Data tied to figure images

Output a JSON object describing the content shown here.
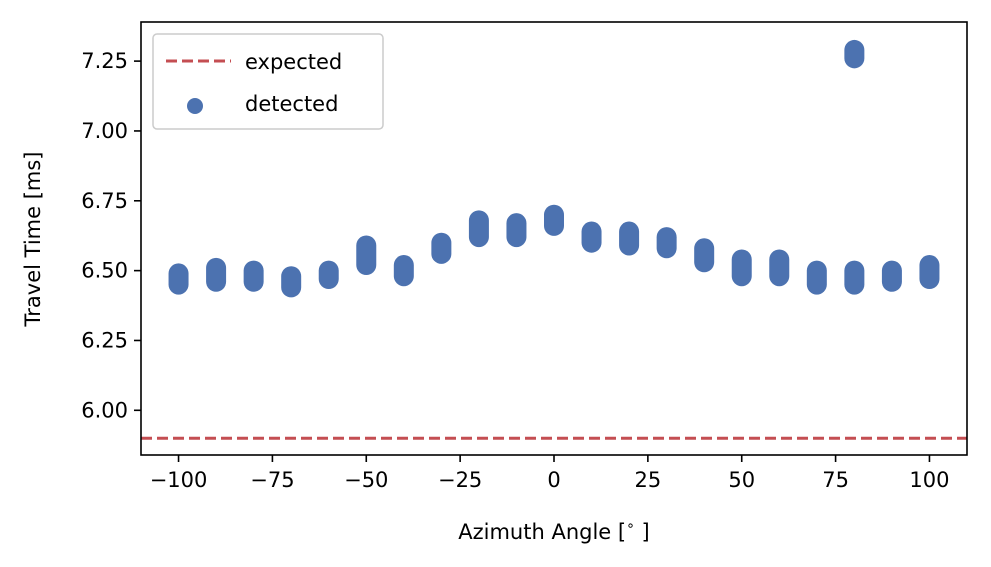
{
  "chart_data": {
    "type": "scatter",
    "xlabel": "Azimuth Angle [$^\\circ$]",
    "xlabel_parts": {
      "main": "Azimuth Angle [",
      "sup": "∘",
      "close": " ]"
    },
    "ylabel": "Travel Time [ms]",
    "xlim": [
      -110,
      110
    ],
    "ylim": [
      5.84,
      7.39
    ],
    "xticks": [
      -100,
      -75,
      -50,
      -25,
      0,
      25,
      50,
      75,
      100
    ],
    "xtick_labels": [
      "−100",
      "−75",
      "−50",
      "−25",
      "0",
      "25",
      "50",
      "75",
      "100"
    ],
    "yticks": [
      6.0,
      6.25,
      6.5,
      6.75,
      7.0,
      7.25
    ],
    "ytick_labels": [
      "6.00",
      "6.25",
      "6.50",
      "6.75",
      "7.00",
      "7.25"
    ],
    "grid": false,
    "legend": {
      "placement": "top-left",
      "entries": [
        {
          "label": "expected",
          "kind": "dashed-line",
          "color": "#c44e52"
        },
        {
          "label": "detected",
          "kind": "marker",
          "color": "#4c72b0"
        }
      ]
    },
    "series": [
      {
        "name": "expected",
        "kind": "hline",
        "y": 5.9,
        "color": "#c44e52"
      },
      {
        "name": "detected",
        "kind": "scatter",
        "color": "#4c72b0",
        "points": [
          {
            "x": -100,
            "y_min": 6.45,
            "y_max": 6.49
          },
          {
            "x": -90,
            "y_min": 6.46,
            "y_max": 6.51
          },
          {
            "x": -80,
            "y_min": 6.46,
            "y_max": 6.5
          },
          {
            "x": -70,
            "y_min": 6.44,
            "y_max": 6.48
          },
          {
            "x": -60,
            "y_min": 6.47,
            "y_max": 6.5
          },
          {
            "x": -50,
            "y_min": 6.52,
            "y_max": 6.59
          },
          {
            "x": -40,
            "y_min": 6.48,
            "y_max": 6.52
          },
          {
            "x": -30,
            "y_min": 6.56,
            "y_max": 6.6
          },
          {
            "x": -20,
            "y_min": 6.62,
            "y_max": 6.68
          },
          {
            "x": -10,
            "y_min": 6.62,
            "y_max": 6.67
          },
          {
            "x": 0,
            "y_min": 6.66,
            "y_max": 6.7
          },
          {
            "x": 10,
            "y_min": 6.6,
            "y_max": 6.64
          },
          {
            "x": 20,
            "y_min": 6.59,
            "y_max": 6.64
          },
          {
            "x": 30,
            "y_min": 6.58,
            "y_max": 6.62
          },
          {
            "x": 40,
            "y_min": 6.53,
            "y_max": 6.58
          },
          {
            "x": 50,
            "y_min": 6.48,
            "y_max": 6.54
          },
          {
            "x": 60,
            "y_min": 6.48,
            "y_max": 6.54
          },
          {
            "x": 70,
            "y_min": 6.45,
            "y_max": 6.5
          },
          {
            "x": 80,
            "y_min": 6.45,
            "y_max": 6.5
          },
          {
            "x": 90,
            "y_min": 6.46,
            "y_max": 6.5
          },
          {
            "x": 100,
            "y_min": 6.47,
            "y_max": 6.52
          },
          {
            "x": 80,
            "y_min": 7.26,
            "y_max": 7.29
          }
        ]
      }
    ]
  }
}
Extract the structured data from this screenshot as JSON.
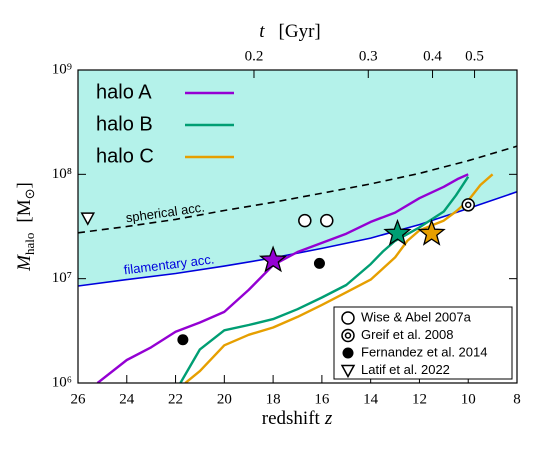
{
  "chart_data": {
    "type": "line",
    "xlabel": {
      "text": "redshift",
      "symbol": "z"
    },
    "x2label": {
      "symbol": "t",
      "unit": "[Gyr]"
    },
    "ylabel": {
      "symbol": "M",
      "subscript": "halo",
      "unit_open": "[M",
      "unit_sub": "⊙",
      "unit_close": "]"
    },
    "xlim": [
      26,
      8
    ],
    "xticks": [
      26,
      24,
      22,
      20,
      18,
      16,
      14,
      12,
      10,
      8
    ],
    "x2ticks": [
      0.2,
      0.3,
      0.4,
      0.5
    ],
    "ylim": [
      1000000,
      1000000000
    ],
    "yscale": "log",
    "yticks": [
      {
        "value": 1000000,
        "label": "10⁶"
      },
      {
        "value": 10000000,
        "label": "10⁷"
      },
      {
        "value": 100000000,
        "label": "10⁸"
      },
      {
        "value": 1000000000,
        "label": "10⁹"
      }
    ],
    "shade_color": "#b4f2ea",
    "series": [
      {
        "name": "halo A",
        "color": "#9400d3",
        "x": [
          25.2,
          24,
          23,
          22,
          21,
          20,
          19,
          18,
          17,
          16,
          15,
          14,
          13,
          12,
          11,
          10.4,
          10
        ],
        "values": [
          1000000,
          1660000,
          2200000,
          3100000,
          3800000,
          4800000,
          7800000,
          13500000,
          18000000,
          22000000,
          27000000,
          35000000,
          43000000,
          59000000,
          76000000,
          91000000,
          100000000
        ],
        "star": {
          "x": 18.0,
          "value": 15000000
        }
      },
      {
        "name": "halo B",
        "color": "#009e73",
        "x": [
          21.8,
          21,
          20,
          19,
          18,
          17,
          16,
          15,
          14,
          13.5,
          13,
          12,
          11,
          10.5,
          10
        ],
        "values": [
          1000000,
          2100000,
          3200000,
          3600000,
          4100000,
          5100000,
          6600000,
          8700000,
          13800000,
          18200000,
          23000000,
          31000000,
          44000000,
          63000000,
          95000000
        ],
        "star": {
          "x": 12.9,
          "value": 27000000
        }
      },
      {
        "name": "halo C",
        "color": "#e69f00",
        "x": [
          21.6,
          21,
          20,
          19,
          18,
          17,
          16,
          15,
          14,
          13,
          12.5,
          12,
          11,
          10.5,
          10,
          9.5,
          9
        ],
        "values": [
          1000000,
          1300000,
          2300000,
          2900000,
          3400000,
          4300000,
          5600000,
          7400000,
          9800000,
          16000000,
          23000000,
          29000000,
          36000000,
          44000000,
          56000000,
          79000000,
          100000000
        ],
        "star": {
          "x": 11.5,
          "value": 27000000
        }
      }
    ],
    "thresholds": [
      {
        "name": "spherical acc.",
        "color": "#000000",
        "dashed": true,
        "x": [
          26,
          24,
          22,
          20,
          18,
          16,
          14,
          12,
          10,
          8
        ],
        "values": [
          27500000,
          31600000,
          37000000,
          45000000,
          54000000,
          66000000,
          81000000,
          102000000,
          135000000,
          186000000
        ]
      },
      {
        "name": "filamentary acc.",
        "color": "#0000dd",
        "dashed": false,
        "x": [
          26,
          24,
          22,
          20,
          18,
          16,
          14,
          12,
          10,
          8
        ],
        "values": [
          8500000,
          9800000,
          11200000,
          13200000,
          15800000,
          19500000,
          24500000,
          33000000,
          47000000,
          68000000
        ]
      }
    ],
    "observations": [
      {
        "name": "Wise & Abel 2007a",
        "marker": "circle",
        "x": [
          16.7,
          15.8
        ],
        "values": [
          36000000,
          36000000
        ]
      },
      {
        "name": "Greif et al. 2008",
        "marker": "double-circle",
        "x": [
          10.0
        ],
        "values": [
          51000000
        ]
      },
      {
        "name": "Fernandez et al. 2014",
        "marker": "dot",
        "x": [
          16.1,
          21.7
        ],
        "values": [
          14000000,
          2600000
        ]
      },
      {
        "name": "Latif et al. 2022",
        "marker": "triangle",
        "x": [
          25.6
        ],
        "values": [
          38000000
        ]
      }
    ]
  }
}
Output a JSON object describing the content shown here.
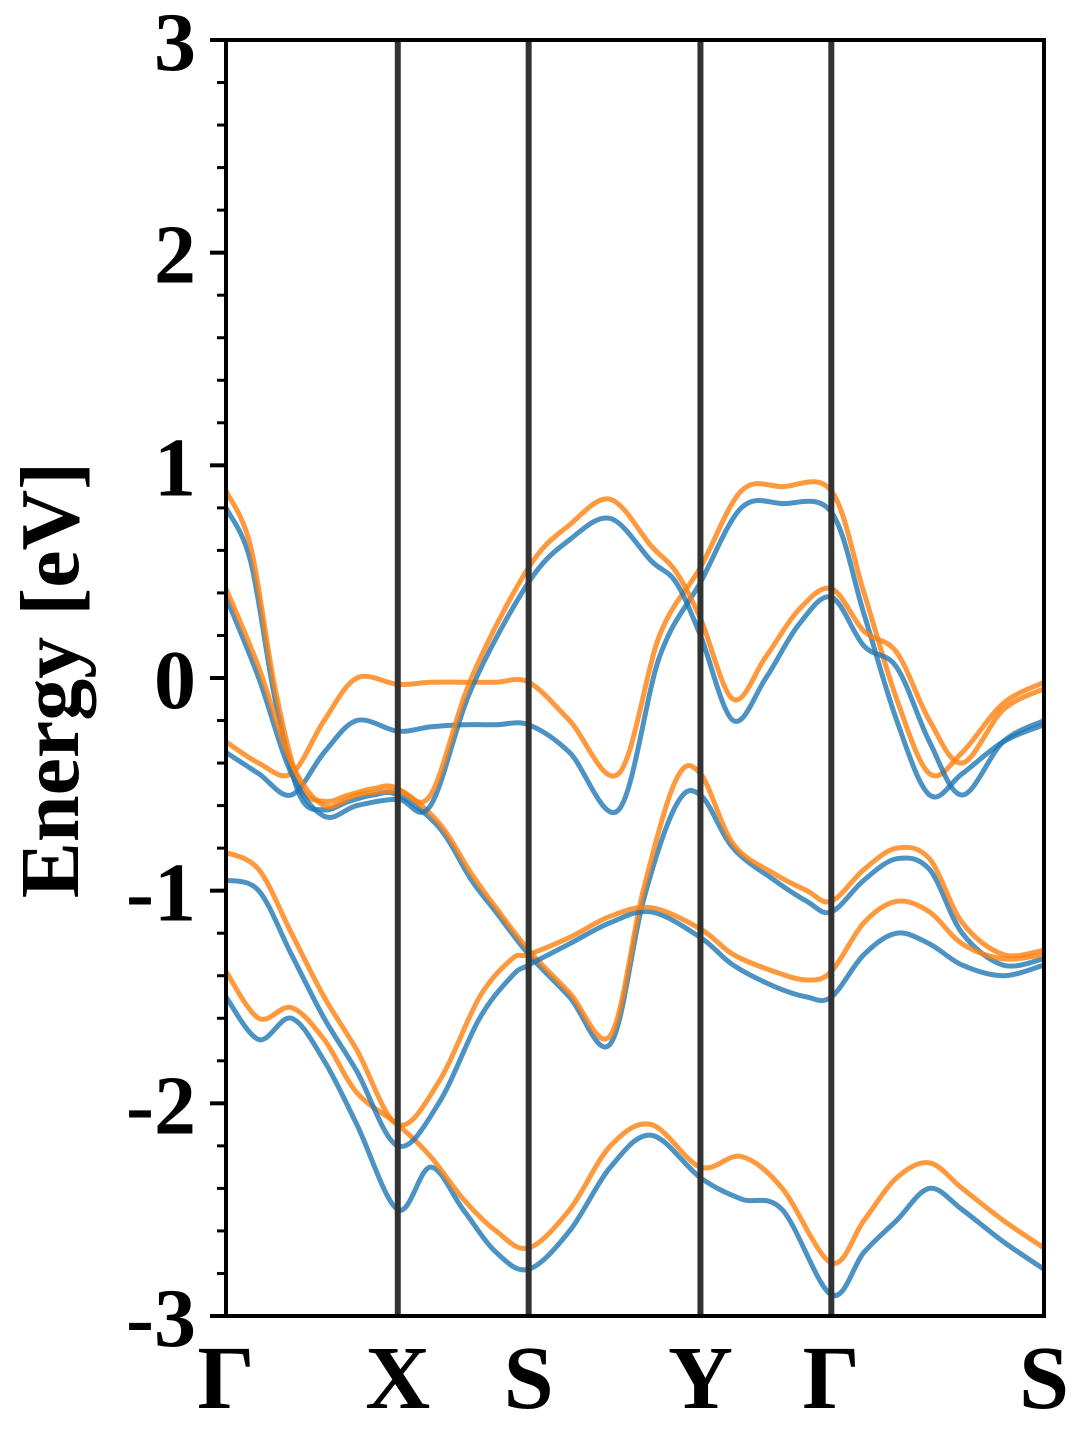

STATED GOAL
State the count of lines that contain the string "halo". Nothing else is needed.

EXERCISE OUTPUT
4